## Exercise data
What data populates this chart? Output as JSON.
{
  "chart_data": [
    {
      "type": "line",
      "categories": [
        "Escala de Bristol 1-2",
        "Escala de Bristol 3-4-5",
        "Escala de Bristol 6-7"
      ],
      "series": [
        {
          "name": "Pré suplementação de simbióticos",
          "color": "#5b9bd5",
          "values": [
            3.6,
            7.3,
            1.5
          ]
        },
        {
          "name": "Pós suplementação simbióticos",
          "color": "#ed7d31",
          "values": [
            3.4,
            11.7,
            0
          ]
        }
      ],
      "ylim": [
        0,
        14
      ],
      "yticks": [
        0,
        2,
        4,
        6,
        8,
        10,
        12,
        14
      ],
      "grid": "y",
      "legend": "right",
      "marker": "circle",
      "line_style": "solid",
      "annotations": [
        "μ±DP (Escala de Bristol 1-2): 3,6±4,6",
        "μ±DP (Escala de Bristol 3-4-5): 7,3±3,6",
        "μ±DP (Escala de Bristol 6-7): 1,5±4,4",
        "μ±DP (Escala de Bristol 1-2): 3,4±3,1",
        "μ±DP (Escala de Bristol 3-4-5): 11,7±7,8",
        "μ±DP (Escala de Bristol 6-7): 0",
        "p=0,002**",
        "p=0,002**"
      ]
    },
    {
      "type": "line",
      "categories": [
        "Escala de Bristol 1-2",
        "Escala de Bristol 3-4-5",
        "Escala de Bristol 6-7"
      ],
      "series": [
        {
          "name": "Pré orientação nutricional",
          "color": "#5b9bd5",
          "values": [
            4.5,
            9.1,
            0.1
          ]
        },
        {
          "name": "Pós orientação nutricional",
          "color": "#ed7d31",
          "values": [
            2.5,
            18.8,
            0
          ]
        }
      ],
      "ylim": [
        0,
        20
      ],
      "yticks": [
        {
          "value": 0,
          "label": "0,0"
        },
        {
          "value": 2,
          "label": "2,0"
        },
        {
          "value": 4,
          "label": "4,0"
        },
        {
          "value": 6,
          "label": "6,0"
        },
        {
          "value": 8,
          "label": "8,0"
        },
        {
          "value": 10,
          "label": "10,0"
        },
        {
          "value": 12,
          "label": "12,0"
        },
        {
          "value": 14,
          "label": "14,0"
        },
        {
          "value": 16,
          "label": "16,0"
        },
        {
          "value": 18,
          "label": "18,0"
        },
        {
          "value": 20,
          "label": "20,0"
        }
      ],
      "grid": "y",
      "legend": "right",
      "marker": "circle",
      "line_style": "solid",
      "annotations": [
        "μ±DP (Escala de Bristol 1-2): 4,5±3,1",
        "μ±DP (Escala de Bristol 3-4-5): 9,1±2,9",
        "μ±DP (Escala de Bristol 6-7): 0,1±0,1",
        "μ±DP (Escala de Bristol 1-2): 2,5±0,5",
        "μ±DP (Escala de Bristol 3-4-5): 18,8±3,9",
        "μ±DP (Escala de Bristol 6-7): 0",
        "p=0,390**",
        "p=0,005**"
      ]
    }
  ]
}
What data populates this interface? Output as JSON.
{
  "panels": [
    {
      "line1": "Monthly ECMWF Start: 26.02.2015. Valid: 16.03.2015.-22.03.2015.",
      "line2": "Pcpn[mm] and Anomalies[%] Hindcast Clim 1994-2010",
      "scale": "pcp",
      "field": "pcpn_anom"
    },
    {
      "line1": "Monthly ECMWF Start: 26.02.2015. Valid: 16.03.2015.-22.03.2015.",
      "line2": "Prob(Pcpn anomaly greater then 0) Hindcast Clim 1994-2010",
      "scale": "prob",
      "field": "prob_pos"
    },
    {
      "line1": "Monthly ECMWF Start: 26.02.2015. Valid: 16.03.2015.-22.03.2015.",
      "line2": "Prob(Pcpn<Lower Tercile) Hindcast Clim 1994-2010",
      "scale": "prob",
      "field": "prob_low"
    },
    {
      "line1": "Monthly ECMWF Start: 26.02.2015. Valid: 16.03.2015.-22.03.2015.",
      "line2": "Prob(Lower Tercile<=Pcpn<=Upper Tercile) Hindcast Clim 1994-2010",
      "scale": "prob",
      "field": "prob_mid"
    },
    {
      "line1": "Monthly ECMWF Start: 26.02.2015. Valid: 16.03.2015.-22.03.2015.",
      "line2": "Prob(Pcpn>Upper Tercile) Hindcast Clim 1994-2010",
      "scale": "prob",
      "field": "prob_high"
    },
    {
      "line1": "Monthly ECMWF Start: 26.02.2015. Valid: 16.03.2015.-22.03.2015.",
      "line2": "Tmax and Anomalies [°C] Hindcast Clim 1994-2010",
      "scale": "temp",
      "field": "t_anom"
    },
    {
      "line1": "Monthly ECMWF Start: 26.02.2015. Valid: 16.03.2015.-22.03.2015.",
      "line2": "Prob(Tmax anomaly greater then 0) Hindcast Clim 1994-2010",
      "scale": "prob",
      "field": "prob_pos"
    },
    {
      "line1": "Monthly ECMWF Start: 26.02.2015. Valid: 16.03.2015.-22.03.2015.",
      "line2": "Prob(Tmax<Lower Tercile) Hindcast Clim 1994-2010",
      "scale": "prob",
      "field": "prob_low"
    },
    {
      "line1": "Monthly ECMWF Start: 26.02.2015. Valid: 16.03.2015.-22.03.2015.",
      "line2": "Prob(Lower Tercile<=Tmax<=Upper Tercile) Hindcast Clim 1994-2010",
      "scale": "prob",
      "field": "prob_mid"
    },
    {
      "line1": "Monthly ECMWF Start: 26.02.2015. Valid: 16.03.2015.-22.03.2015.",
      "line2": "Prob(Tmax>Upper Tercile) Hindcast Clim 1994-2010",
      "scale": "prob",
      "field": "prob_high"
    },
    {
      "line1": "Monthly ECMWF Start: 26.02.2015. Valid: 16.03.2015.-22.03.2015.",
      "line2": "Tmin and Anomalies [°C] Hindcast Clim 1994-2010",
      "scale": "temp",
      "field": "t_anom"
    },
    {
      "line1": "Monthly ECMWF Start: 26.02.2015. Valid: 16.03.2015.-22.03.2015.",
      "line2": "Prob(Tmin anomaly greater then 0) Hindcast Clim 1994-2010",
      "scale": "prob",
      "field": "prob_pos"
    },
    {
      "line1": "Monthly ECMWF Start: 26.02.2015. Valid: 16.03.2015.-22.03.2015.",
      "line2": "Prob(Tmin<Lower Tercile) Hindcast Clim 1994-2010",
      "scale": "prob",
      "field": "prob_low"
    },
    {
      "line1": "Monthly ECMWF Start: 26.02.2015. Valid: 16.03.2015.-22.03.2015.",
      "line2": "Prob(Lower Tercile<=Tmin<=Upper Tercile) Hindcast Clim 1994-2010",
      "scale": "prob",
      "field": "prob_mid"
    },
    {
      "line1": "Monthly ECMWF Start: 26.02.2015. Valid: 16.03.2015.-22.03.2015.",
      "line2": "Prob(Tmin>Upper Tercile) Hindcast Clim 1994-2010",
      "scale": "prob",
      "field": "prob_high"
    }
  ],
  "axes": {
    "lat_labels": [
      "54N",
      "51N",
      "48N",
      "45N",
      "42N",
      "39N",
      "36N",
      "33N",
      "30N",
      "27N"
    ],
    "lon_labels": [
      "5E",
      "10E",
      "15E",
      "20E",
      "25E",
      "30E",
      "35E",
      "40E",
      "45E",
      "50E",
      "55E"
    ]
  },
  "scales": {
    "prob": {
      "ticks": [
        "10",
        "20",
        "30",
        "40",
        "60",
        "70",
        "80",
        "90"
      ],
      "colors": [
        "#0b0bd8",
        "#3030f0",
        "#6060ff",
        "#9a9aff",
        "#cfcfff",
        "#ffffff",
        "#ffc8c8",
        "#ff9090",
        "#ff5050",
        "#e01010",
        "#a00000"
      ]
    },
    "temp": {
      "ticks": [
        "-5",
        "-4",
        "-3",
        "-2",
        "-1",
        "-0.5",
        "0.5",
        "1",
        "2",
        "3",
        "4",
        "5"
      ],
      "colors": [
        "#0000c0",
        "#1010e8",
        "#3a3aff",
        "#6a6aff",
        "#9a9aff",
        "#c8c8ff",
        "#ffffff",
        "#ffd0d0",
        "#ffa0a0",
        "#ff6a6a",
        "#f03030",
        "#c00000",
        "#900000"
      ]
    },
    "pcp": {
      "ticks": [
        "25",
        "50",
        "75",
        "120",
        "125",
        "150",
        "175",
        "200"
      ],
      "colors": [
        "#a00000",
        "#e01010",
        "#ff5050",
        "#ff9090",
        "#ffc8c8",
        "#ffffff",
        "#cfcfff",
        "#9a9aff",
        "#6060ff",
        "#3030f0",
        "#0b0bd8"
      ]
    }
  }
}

## What to do
Give the count of lines in the listing that hold the word "Tmin", with no other text.

## Expected answer
5